* _GIVEN EXERCISE 1_: Decide whether each statement below agrees with the passage on low-load operation: (a) EPRI research examines process control enhancements such as sliding pressure control to improve low-load operation; (b) current practices for reducing low-load operating limits center mainly on process control and automation strategies; (c) in one implementation, EPRI helped a utility lower the minimum load of a natural gas plant. For each, answer yes or no and quote the deciding words.
* _GIVEN EXERCISE 2_: According to the passage on low-load operation, which equipment is replaced to reduce false tripping?

* _SOURCE TEXT_:
Recent Electric Power Research Institute (EPRI) research aims to better understand the potential of process control enhancements, such as load control, sliding pressure control, and steam temperature control, to improve low-load operation.
Current practices for reducing low-load operating limits in conventional thermal power plants generally center on changes to plant configuration, equipment, and operational practices, such as increasing gas exit temperature to enable selective catalytic reduction (SCR) systems and replacement of flame scanners to reduce false tripping. However, beyond these current practices, process control and automation strategies can potentially play an important role in reliably achieving low-load targets.
EPRI research is investigating current control and automation practices that large-scale coal-fired units can use to achieve low-load operation and to identify opportunities where controls can enable or support low-load operation. In one implementation of the research, EPRI assisted a utility in implementing process control and automation strategies to achieve and sustain reductions in the minimum load of a large-scale coal-fired plant in its fleet.

* _DATASET ENTRIES_:

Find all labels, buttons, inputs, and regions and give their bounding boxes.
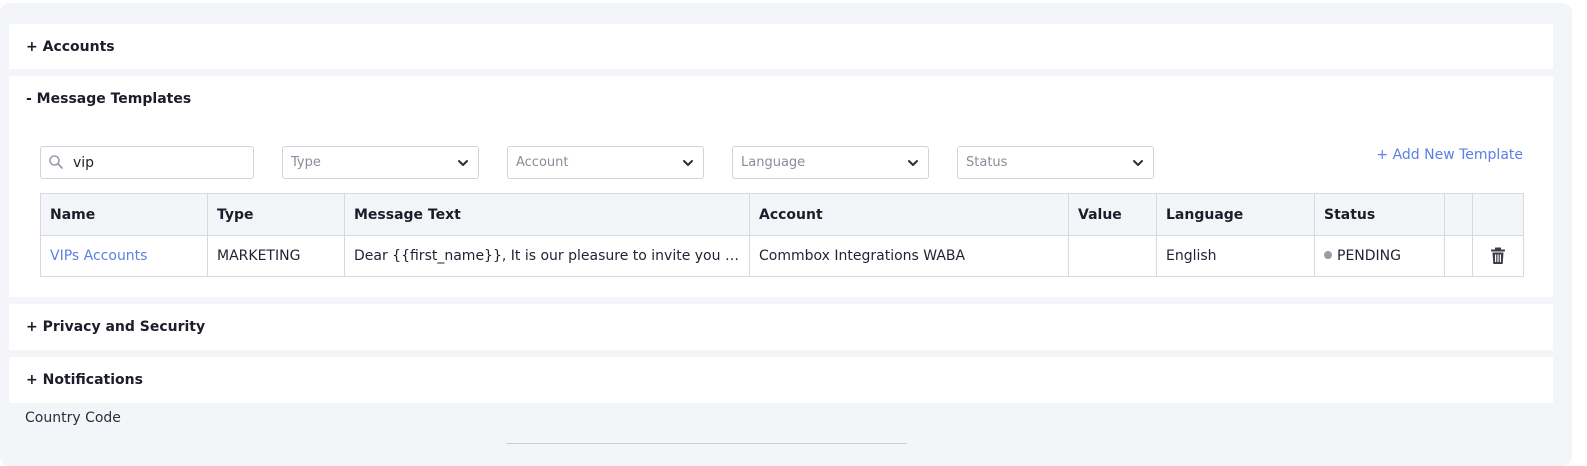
language-filter-placeholder: Language <box>741 155 806 170</box>
cell-status: PENDING <box>1314 235 1445 277</box>
column-header-actions <box>1472 193 1524 236</box>
chevron-down-icon <box>683 160 693 166</box>
template-name-link[interactable]: VIPs Accounts <box>50 248 147 264</box>
trash-icon[interactable] <box>1490 247 1506 265</box>
status-dot <box>1324 251 1332 259</box>
chevron-down-icon <box>1133 160 1143 166</box>
status-filter-placeholder: Status <box>966 155 1008 170</box>
column-header-language[interactable]: Language <box>1156 193 1315 236</box>
account-filter-select[interactable]: Account <box>507 146 704 179</box>
notifications-section-toggle[interactable]: + Notifications <box>26 372 143 388</box>
message-templates-section-toggle[interactable]: - Message Templates <box>26 91 191 107</box>
table-row[interactable]: VIPs Accounts MARKETING Dear {{first_nam… <box>40 235 1524 277</box>
cell-name: VIPs Accounts <box>40 235 208 277</box>
column-header-account[interactable]: Account <box>749 193 1069 236</box>
status-filter-select[interactable]: Status <box>957 146 1154 179</box>
column-header-blank <box>1444 193 1473 236</box>
cell-account: Commbox Integrations WABA <box>749 235 1069 277</box>
privacy-section-toggle[interactable]: + Privacy and Security <box>26 319 205 335</box>
template-search-box <box>40 146 254 179</box>
country-code-field-underline[interactable] <box>506 443 907 444</box>
chevron-down-icon <box>458 160 468 166</box>
add-new-template-link[interactable]: + Add New Template <box>1376 147 1523 163</box>
chevron-down-icon <box>908 160 918 166</box>
accounts-section-toggle[interactable]: + Accounts <box>26 39 115 55</box>
privacy-panel: + Privacy and Security <box>9 304 1553 350</box>
column-header-message-text[interactable]: Message Text <box>344 193 750 236</box>
language-filter-select[interactable]: Language <box>732 146 929 179</box>
cell-blank <box>1444 235 1473 277</box>
notifications-panel: + Notifications <box>9 357 1553 403</box>
table-header-row: Name Type Message Text Account Value Lan… <box>40 193 1524 236</box>
column-header-value[interactable]: Value <box>1068 193 1157 236</box>
column-header-type[interactable]: Type <box>207 193 345 236</box>
type-filter-select[interactable]: Type <box>282 146 479 179</box>
country-code-label: Country Code <box>25 410 121 426</box>
cell-value <box>1068 235 1157 277</box>
account-filter-placeholder: Account <box>516 155 569 170</box>
accounts-panel: + Accounts <box>9 24 1553 69</box>
templates-table: Name Type Message Text Account Value Lan… <box>40 193 1524 277</box>
column-header-status[interactable]: Status <box>1314 193 1445 236</box>
search-icon <box>49 155 63 169</box>
cell-actions <box>1472 235 1524 277</box>
column-header-name[interactable]: Name <box>40 193 208 236</box>
cell-type: MARKETING <box>207 235 345 277</box>
type-filter-placeholder: Type <box>291 155 321 170</box>
template-search-input[interactable] <box>73 151 243 175</box>
cell-message-text: Dear {{first_name}}, It is our pleasure … <box>344 235 750 277</box>
status-text: PENDING <box>1337 248 1401 264</box>
cell-language: English <box>1156 235 1315 277</box>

* _FULL ANSWER 1_:
(a) Yes: "such as load control, sliding pressure control, and steam temperature control, to improve low-load operation"
(b) No: "generally center on changes to plant configuration, equipment, and operational practices"
(c) No: "reductions in the minimum load of a large-scale coal-fired plant in its fleet"

* _FULL ANSWER 2_: Flame scanners.